#### [Exercise details]
Each entry below is to be extracted exactly.
========
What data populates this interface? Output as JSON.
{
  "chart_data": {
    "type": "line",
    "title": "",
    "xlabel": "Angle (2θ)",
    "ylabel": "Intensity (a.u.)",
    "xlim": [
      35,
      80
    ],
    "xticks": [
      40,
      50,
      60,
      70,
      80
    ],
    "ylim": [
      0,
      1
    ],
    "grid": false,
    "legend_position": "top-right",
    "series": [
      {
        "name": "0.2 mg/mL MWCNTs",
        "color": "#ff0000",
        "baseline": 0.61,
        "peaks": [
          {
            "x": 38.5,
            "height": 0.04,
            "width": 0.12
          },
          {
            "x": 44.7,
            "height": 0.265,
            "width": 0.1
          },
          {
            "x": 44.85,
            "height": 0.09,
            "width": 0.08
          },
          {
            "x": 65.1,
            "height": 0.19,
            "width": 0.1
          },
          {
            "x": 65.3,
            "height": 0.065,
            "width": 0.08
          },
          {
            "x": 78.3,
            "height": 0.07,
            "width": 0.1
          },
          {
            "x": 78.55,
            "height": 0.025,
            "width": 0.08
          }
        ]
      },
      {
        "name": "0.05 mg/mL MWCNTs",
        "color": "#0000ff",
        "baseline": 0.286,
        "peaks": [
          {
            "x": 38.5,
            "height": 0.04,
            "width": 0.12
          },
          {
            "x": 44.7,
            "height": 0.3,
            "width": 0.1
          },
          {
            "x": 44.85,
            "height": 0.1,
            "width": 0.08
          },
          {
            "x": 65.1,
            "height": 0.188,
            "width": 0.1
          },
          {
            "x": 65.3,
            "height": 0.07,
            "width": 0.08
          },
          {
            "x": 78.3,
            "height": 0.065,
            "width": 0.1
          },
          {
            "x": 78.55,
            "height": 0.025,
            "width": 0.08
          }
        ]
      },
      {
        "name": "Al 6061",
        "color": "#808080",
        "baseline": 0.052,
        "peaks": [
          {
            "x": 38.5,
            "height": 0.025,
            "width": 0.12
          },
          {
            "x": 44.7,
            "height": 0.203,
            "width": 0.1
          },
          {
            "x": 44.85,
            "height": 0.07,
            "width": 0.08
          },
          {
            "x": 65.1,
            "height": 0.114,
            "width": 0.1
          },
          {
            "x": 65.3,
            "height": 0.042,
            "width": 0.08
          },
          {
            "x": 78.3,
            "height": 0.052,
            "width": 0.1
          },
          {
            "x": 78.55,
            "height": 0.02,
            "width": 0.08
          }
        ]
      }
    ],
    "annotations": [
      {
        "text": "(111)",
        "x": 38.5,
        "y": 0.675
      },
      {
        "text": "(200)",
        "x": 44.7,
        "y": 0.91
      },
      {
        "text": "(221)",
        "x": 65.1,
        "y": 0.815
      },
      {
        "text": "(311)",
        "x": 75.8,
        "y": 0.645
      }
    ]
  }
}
========
#### [Response]
What data populates this interface? Output as JSON.
{
  "chart_data": {
    "type": "line",
    "title": "",
    "xlabel": "Angle (2θ)",
    "ylabel": "Intensity (a.u.)",
    "xlim": [
      35,
      80
    ],
    "xticks": [
      40,
      50,
      60,
      70,
      80
    ],
    "ylim": [
      0,
      1
    ],
    "grid": false,
    "legend_position": "top-right",
    "series": [
      {
        "name": "0.2 mg/mL MWCNTs",
        "color": "#ff0000",
        "baseline": 0.61,
        "peaks": [
          {
            "x": 38.5,
            "height": 0.04,
            "width": 0.12
          },
          {
            "x": 44.7,
            "height": 0.265,
            "width": 0.1
          },
          {
            "x": 44.85,
            "height": 0.09,
            "width": 0.08
          },
          {
            "x": 65.1,
            "height": 0.19,
            "width": 0.1
          },
          {
            "x": 65.3,
            "height": 0.065,
            "width": 0.08
          },
          {
            "x": 78.3,
            "height": 0.07,
            "width": 0.1
          },
          {
            "x": 78.55,
            "height": 0.025,
            "width": 0.08
          }
        ]
      },
      {
        "name": "0.05 mg/mL MWCNTs",
        "color": "#0000ff",
        "baseline": 0.286,
        "peaks": [
          {
            "x": 38.5,
            "height": 0.04,
            "width": 0.12
          },
          {
            "x": 44.7,
            "height": 0.3,
            "width": 0.1
          },
          {
            "x": 44.85,
            "height": 0.1,
            "width": 0.08
          },
          {
            "x": 65.1,
            "height": 0.188,
            "width": 0.1
          },
          {
            "x": 65.3,
            "height": 0.07,
            "width": 0.08
          },
          {
            "x": 78.3,
            "height": 0.065,
            "width": 0.1
          },
          {
            "x": 78.55,
            "height": 0.025,
            "width": 0.08
          }
        ]
      },
      {
        "name": "Al 6061",
        "color": "#808080",
        "baseline": 0.052,
        "peaks": [
          {
            "x": 38.5,
            "height": 0.025,
            "width": 0.12
          },
          {
            "x": 44.7,
            "height": 0.203,
            "width": 0.1
          },
          {
            "x": 44.85,
            "height": 0.07,
            "width": 0.08
          },
          {
            "x": 65.1,
            "height": 0.114,
            "width": 0.1
          },
          {
            "x": 65.3,
            "height": 0.042,
            "width": 0.08
          },
          {
            "x": 78.3,
            "height": 0.052,
            "width": 0.1
          },
          {
            "x": 78.55,
            "height": 0.02,
            "width": 0.08
          }
        ]
      }
    ],
    "annotations": [
      {
        "text": "(111)",
        "x": 38.5,
        "y": 0.675
      },
      {
        "text": "(200)",
        "x": 44.7,
        "y": 0.91
      },
      {
        "text": "(221)",
        "x": 65.1,
        "y": 0.815
      },
      {
        "text": "(311)",
        "x": 75.8,
        "y": 0.645
      }
    ]
  }
}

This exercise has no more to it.